[WHAT IS EXPECTED]: All of the records listed below should be retyped exactly.

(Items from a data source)
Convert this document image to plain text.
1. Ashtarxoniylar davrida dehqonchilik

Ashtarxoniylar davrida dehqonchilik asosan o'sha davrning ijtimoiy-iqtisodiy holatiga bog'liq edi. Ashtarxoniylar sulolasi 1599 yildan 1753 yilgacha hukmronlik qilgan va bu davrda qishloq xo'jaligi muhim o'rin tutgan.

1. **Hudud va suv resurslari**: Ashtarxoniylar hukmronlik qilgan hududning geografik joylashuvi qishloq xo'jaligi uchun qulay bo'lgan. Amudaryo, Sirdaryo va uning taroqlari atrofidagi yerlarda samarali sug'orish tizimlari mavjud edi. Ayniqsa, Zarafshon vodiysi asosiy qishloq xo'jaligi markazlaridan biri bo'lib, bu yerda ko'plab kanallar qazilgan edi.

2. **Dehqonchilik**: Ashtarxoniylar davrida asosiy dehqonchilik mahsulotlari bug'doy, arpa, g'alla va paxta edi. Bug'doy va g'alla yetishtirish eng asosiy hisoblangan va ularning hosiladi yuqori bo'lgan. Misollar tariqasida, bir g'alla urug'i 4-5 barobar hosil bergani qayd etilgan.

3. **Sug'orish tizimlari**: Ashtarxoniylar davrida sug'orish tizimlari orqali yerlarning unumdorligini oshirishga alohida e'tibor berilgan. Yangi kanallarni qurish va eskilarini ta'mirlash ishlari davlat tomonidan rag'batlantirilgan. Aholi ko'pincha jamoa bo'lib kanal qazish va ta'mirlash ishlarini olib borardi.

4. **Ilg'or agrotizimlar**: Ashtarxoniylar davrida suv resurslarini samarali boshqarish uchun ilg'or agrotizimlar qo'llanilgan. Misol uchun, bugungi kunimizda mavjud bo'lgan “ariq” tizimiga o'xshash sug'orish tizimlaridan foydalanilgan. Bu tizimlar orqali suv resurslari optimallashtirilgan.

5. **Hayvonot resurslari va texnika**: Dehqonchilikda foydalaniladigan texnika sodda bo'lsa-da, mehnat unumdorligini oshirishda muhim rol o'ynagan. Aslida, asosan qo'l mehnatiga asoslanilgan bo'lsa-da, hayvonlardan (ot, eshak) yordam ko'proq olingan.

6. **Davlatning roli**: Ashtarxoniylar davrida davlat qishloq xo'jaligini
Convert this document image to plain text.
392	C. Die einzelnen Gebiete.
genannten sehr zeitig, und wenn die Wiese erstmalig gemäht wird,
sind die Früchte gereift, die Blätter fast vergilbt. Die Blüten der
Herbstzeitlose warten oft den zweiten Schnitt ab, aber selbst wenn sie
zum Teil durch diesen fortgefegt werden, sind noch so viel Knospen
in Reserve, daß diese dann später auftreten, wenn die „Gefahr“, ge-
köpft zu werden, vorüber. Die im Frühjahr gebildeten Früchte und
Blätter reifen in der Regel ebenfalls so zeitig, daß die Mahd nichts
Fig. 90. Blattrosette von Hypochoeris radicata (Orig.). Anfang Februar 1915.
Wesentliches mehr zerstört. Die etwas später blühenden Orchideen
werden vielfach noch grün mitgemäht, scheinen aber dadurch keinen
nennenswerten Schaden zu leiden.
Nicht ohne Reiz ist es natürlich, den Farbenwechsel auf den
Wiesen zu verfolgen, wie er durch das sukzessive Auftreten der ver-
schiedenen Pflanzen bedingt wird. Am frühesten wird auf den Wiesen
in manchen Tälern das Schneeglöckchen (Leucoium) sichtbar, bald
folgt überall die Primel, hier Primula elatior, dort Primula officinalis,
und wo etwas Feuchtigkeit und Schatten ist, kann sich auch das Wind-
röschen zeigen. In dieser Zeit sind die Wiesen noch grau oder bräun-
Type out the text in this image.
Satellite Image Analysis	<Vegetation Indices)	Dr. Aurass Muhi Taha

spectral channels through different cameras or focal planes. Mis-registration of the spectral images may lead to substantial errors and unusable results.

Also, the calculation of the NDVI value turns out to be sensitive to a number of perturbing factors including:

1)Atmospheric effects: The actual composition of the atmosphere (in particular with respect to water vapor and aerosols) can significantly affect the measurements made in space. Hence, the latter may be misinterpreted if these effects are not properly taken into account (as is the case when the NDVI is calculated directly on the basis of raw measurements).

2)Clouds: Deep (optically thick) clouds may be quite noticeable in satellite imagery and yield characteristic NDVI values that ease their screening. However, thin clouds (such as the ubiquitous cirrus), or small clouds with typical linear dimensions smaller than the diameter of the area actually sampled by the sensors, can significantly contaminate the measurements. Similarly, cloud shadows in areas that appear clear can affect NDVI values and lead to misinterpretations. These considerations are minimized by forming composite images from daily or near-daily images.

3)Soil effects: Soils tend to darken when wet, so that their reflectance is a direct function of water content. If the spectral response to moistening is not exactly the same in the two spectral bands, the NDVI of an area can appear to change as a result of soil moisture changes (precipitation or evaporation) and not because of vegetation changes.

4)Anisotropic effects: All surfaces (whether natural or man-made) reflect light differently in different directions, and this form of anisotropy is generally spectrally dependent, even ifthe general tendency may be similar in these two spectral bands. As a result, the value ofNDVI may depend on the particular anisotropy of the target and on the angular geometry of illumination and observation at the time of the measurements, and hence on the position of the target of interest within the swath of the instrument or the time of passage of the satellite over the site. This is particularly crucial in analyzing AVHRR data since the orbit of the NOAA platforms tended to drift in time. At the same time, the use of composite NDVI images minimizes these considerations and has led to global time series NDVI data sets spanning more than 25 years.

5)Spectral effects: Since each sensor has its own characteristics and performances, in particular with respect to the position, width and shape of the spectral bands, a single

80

[WRITTEN REPLY]:
Convert this document image to plain text.
1. Ashtarxoniylar davrida dehqonchilik

Ashtarxoniylar davrida dehqonchilik asosan o'sha davrning ijtimoiy-iqtisodiy holatiga bog'liq edi. Ashtarxoniylar sulolasi 1599 yildan 1753 yilgacha hukmronlik qilgan va bu davrda qishloq xo'jaligi muhim o'rin tutgan.

1. **Hudud va suv resurslari**: Ashtarxoniylar hukmronlik qilgan hududning geografik joylashuvi qishloq xo'jaligi uchun qulay bo'lgan. Amudaryo, Sirdaryo va uning taroqlari atrofidagi yerlarda samarali sug'orish tizimlari mavjud edi. Ayniqsa, Zarafshon vodiysi asosiy qishloq xo'jaligi markazlaridan biri bo'lib, bu yerda ko'plab kanallar qazilgan edi.

2. **Dehqonchilik**: Ashtarxoniylar davrida asosiy dehqonchilik mahsulotlari bug'doy, arpa, g'alla va paxta edi. Bug'doy va g'alla yetishtirish eng asosiy hisoblangan va ularning hosiladi yuqori bo'lgan. Misollar tariqasida, bir g'alla urug'i 4-5 barobar hosil bergani qayd etilgan.

3. **Sug'orish tizimlari**: Ashtarxoniylar davrida sug'orish tizimlari orqali yerlarning unumdorligini oshirishga alohida e'tibor berilgan. Yangi kanallarni qurish va eskilarini ta'mirlash ishlari davlat tomonidan rag'batlantirilgan. Aholi ko'pincha jamoa bo'lib kanal qazish va ta'mirlash ishlarini olib borardi.

4. **Ilg'or agrotizimlar**: Ashtarxoniylar davrida suv resurslarini samarali boshqarish uchun ilg'or agrotizimlar qo'llanilgan. Misol uchun, bugungi kunimizda mavjud bo'lgan “ariq” tizimiga o'xshash sug'orish tizimlaridan foydalanilgan. Bu tizimlar orqali suv resurslari optimallashtirilgan.

5. **Hayvonot resurslari va texnika**: Dehqonchilikda foydalaniladigan texnika sodda bo'lsa-da, mehnat unumdorligini oshirishda muhim rol o'ynagan. Aslida, asosan qo'l mehnatiga asoslanilgan bo'lsa-da, hayvonlardan (ot, eshak) yordam ko'proq olingan.

6. **Davlatning roli**: Ashtarxoniylar davrida davlat qishloq xo'jaligini
Convert this document image to plain text.
392	C. Die einzelnen Gebiete.
genannten sehr zeitig, und wenn die Wiese erstmalig gemäht wird,
sind die Früchte gereift, die Blätter fast vergilbt. Die Blüten der
Herbstzeitlose warten oft den zweiten Schnitt ab, aber selbst wenn sie
zum Teil durch diesen fortgefegt werden, sind noch so viel Knospen
in Reserve, daß diese dann später auftreten, wenn die „Gefahr“, ge-
köpft zu werden, vorüber. Die im Frühjahr gebildeten Früchte und
Blätter reifen in der Regel ebenfalls so zeitig, daß die Mahd nichts
Fig. 90. Blattrosette von Hypochoeris radicata (Orig.). Anfang Februar 1915.
Wesentliches mehr zerstört. Die etwas später blühenden Orchideen
werden vielfach noch grün mitgemäht, scheinen aber dadurch keinen
nennenswerten Schaden zu leiden.
Nicht ohne Reiz ist es natürlich, den Farbenwechsel auf den
Wiesen zu verfolgen, wie er durch das sukzessive Auftreten der ver-
schiedenen Pflanzen bedingt wird. Am frühesten wird auf den Wiesen
in manchen Tälern das Schneeglöckchen (Leucoium) sichtbar, bald
folgt überall die Primel, hier Primula elatior, dort Primula officinalis,
und wo etwas Feuchtigkeit und Schatten ist, kann sich auch das Wind-
röschen zeigen. In dieser Zeit sind die Wiesen noch grau oder bräun-
Type out the text in this image.
Satellite Image Analysis	<Vegetation Indices)	Dr. Aurass Muhi Taha

spectral channels through different cameras or focal planes. Mis-registration of the spectral images may lead to substantial errors and unusable results.

Also, the calculation of the NDVI value turns out to be sensitive to a number of perturbing factors including:

1)Atmospheric effects: The actual composition of the atmosphere (in particular with respect to water vapor and aerosols) can significantly affect the measurements made in space. Hence, the latter may be misinterpreted if these effects are not properly taken into account (as is the case when the NDVI is calculated directly on the basis of raw measurements).

2)Clouds: Deep (optically thick) clouds may be quite noticeable in satellite imagery and yield characteristic NDVI values that ease their screening. However, thin clouds (such as the ubiquitous cirrus), or small clouds with typical linear dimensions smaller than the diameter of the area actually sampled by the sensors, can significantly contaminate the measurements. Similarly, cloud shadows in areas that appear clear can affect NDVI values and lead to misinterpretations. These considerations are minimized by forming composite images from daily or near-daily images.

3)Soil effects: Soils tend to darken when wet, so that their reflectance is a direct function of water content. If the spectral response to moistening is not exactly the same in the two spectral bands, the NDVI of an area can appear to change as a result of soil moisture changes (precipitation or evaporation) and not because of vegetation changes.

4)Anisotropic effects: All surfaces (whether natural or man-made) reflect light differently in different directions, and this form of anisotropy is generally spectrally dependent, even ifthe general tendency may be similar in these two spectral bands. As a result, the value ofNDVI may depend on the particular anisotropy of the target and on the angular geometry of illumination and observation at the time of the measurements, and hence on the position of the target of interest within the swath of the instrument or the time of passage of the satellite over the site. This is particularly crucial in analyzing AVHRR data since the orbit of the NOAA platforms tended to drift in time. At the same time, the use of composite NDVI images minimizes these considerations and has led to global time series NDVI data sets spanning more than 25 years.

5)Spectral effects: Since each sensor has its own characteristics and performances, in particular with respect to the position, width and shape of the spectral bands, a single

80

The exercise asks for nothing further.